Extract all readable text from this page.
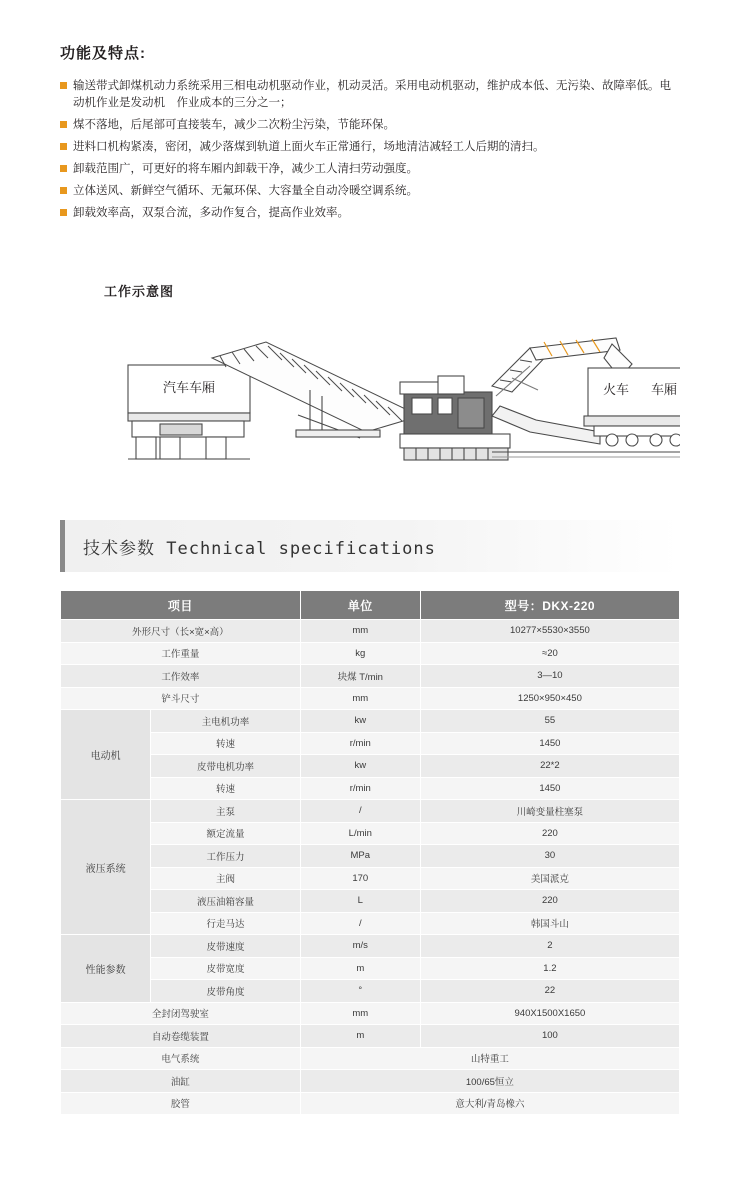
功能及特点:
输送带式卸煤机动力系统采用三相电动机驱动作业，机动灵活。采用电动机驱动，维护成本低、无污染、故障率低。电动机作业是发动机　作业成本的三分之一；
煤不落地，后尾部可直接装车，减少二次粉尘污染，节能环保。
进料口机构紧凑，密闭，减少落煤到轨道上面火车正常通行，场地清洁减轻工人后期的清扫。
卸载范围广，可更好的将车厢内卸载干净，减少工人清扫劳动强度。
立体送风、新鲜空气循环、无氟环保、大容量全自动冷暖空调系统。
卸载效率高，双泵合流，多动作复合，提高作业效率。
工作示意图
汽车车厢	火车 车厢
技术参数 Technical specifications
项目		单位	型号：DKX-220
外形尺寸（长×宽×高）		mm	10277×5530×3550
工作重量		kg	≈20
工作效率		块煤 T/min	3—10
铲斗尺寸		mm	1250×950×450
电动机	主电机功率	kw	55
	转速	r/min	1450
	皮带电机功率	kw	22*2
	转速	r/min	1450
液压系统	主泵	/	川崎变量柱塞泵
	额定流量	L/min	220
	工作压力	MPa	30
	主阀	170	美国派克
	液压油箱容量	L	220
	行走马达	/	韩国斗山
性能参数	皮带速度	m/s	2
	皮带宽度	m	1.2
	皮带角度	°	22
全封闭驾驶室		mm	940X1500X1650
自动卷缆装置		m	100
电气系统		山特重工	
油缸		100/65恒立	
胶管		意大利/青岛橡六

---

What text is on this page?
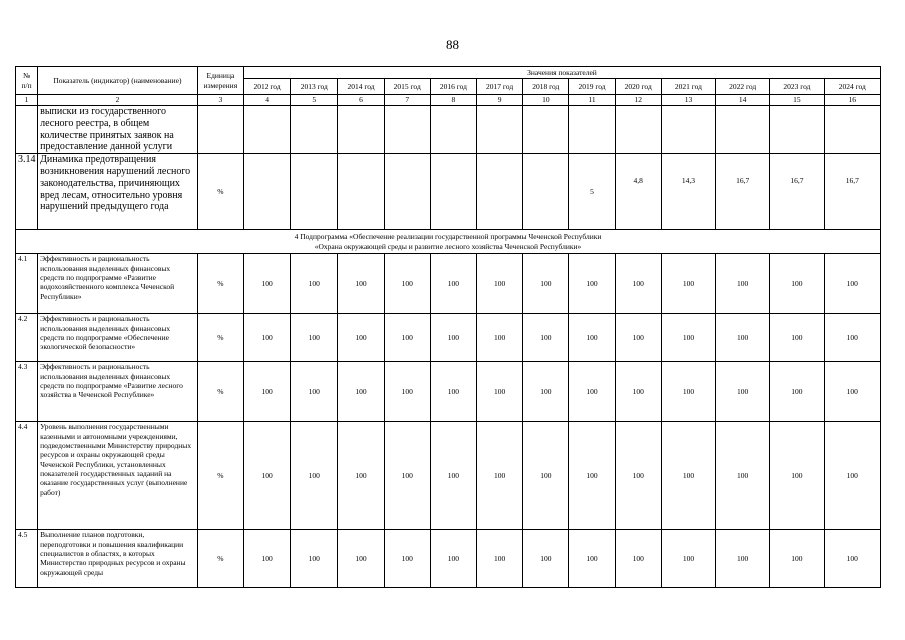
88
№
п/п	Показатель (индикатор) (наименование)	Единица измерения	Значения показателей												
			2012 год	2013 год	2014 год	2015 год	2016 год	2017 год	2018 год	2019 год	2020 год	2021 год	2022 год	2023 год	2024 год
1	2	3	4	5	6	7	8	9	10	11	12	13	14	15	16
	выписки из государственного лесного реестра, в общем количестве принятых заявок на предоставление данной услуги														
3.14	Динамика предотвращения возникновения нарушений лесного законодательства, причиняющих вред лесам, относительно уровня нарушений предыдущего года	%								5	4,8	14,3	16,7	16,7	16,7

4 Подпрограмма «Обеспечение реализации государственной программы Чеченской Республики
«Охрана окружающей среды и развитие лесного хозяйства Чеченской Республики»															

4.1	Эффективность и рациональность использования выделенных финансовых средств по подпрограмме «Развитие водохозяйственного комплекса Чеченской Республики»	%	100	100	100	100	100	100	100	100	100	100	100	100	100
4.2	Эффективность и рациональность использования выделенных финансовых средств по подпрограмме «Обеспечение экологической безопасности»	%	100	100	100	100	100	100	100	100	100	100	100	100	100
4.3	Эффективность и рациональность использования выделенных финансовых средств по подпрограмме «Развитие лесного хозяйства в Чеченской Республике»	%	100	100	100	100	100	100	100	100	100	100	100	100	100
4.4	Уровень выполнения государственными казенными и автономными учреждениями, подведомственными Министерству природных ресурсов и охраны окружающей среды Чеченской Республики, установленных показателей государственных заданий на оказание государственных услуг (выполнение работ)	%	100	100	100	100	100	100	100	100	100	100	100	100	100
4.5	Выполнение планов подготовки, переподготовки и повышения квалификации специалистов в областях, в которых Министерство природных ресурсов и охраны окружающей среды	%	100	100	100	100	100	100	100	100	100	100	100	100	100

■ THE PROBLEM:
From the entries above, extract every line where the word "this" appears.

■ TASK ANSWER:
Extract all readable text from this page.
What text is on this page?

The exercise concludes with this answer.